— Begin Material provided —

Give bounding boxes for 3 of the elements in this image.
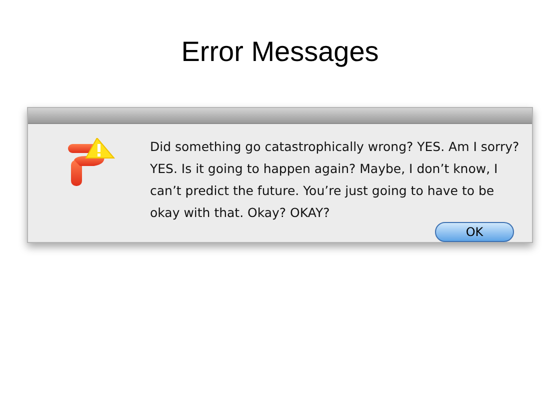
slide-title: Error Messages [181, 35, 379, 69]
ok-button[interactable]: OK [435, 222, 514, 242]
error-message: Did something go catastrophically wrong? YES. Am I sorry? YES. Is it going to happen again? Maybe, I don’t know, I can’t predict the future. You’re just going to have to be okay with that. Okay? OKAY? [150, 138, 520, 222]
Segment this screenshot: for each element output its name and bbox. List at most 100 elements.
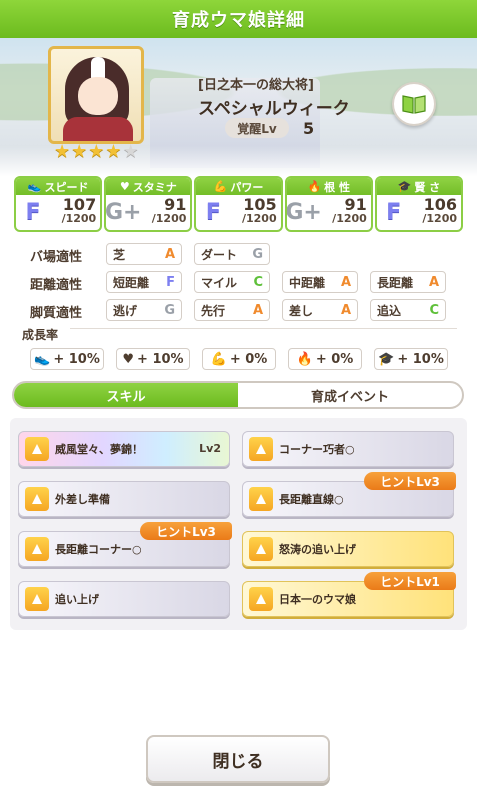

— End Material provided —

* _Instructions to follow_
List every line of the material above that contains the word "this".

* _Response below_
Give bounding boxes for 3 of the elements in this image.
Segment this screenshot: for each element output its name and bbox. List at most 100 elements.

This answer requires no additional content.